▸ Given task:
Print all entries word for word.

▸ Information given:
>>
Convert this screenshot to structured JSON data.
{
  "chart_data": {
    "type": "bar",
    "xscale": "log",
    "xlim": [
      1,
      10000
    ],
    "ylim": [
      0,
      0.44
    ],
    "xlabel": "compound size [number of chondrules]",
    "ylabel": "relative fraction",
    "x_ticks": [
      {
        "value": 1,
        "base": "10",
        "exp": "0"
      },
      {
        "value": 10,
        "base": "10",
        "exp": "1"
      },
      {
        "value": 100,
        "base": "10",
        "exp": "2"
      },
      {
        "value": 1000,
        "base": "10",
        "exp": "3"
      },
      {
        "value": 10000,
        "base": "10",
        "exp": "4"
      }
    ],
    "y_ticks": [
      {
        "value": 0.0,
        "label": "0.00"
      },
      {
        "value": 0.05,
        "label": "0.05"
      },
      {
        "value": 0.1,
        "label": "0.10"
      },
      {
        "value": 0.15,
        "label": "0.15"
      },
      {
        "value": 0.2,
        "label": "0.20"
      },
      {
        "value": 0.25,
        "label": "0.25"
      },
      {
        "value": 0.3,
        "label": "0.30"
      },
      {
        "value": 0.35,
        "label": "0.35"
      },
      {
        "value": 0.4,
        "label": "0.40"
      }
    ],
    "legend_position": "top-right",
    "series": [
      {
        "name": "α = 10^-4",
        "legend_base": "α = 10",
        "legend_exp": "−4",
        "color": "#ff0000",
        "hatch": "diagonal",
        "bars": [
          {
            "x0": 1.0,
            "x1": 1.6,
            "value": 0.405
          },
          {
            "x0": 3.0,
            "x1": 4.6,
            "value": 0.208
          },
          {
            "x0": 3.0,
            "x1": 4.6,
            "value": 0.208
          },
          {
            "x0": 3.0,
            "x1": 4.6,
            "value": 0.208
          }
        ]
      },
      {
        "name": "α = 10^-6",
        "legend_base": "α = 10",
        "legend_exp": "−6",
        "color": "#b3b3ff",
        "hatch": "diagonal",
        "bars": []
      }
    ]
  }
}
<<
▸ Result:
Convert this screenshot to structured JSON data.
{
  "chart_data": {
    "type": "bar",
    "xscale": "log",
    "xlim": [
      1,
      10000
    ],
    "ylim": [
      0,
      0.44
    ],
    "xlabel": "compound size [number of chondrules]",
    "ylabel": "relative fraction",
    "x_ticks": [
      {
        "value": 1,
        "base": "10",
        "exp": "0"
      },
      {
        "value": 10,
        "base": "10",
        "exp": "1"
      },
      {
        "value": 100,
        "base": "10",
        "exp": "2"
      },
      {
        "value": 1000,
        "base": "10",
        "exp": "3"
      },
      {
        "value": 10000,
        "base": "10",
        "exp": "4"
      }
    ],
    "y_ticks": [
      {
        "value": 0.0,
        "label": "0.00"
      },
      {
        "value": 0.05,
        "label": "0.05"
      },
      {
        "value": 0.1,
        "label": "0.10"
      },
      {
        "value": 0.15,
        "label": "0.15"
      },
      {
        "value": 0.2,
        "label": "0.20"
      },
      {
        "value": 0.25,
        "label": "0.25"
      },
      {
        "value": 0.3,
        "label": "0.30"
      },
      {
        "value": 0.35,
        "label": "0.35"
      },
      {
        "value": 0.4,
        "label": "0.40"
      }
    ],
    "legend_position": "top-right",
    "series": [
      {
        "name": "α = 10^-4",
        "legend_base": "α = 10",
        "legend_exp": "−4",
        "color": "#ff0000",
        "hatch": "diagonal",
        "bars": [
          {
            "x0": 1.0,
            "x1": 1.6,
            "value": 0.405
          },
          {
            "x0": 3.0,
            "x1": 4.6,
            "value": 0.208
          },
          {
            "x0": 3.0,
            "x1": 4.6,
            "value": 0.208
          },
          {
            "x0": 3.0,
            "x1": 4.6,
            "value": 0.208
          }
        ]
      },
      {
        "name": "α = 10^-6",
        "legend_base": "α = 10",
        "legend_exp": "−6",
        "color": "#b3b3ff",
        "hatch": "diagonal",
        "bars": []
      }
    ]
  }
}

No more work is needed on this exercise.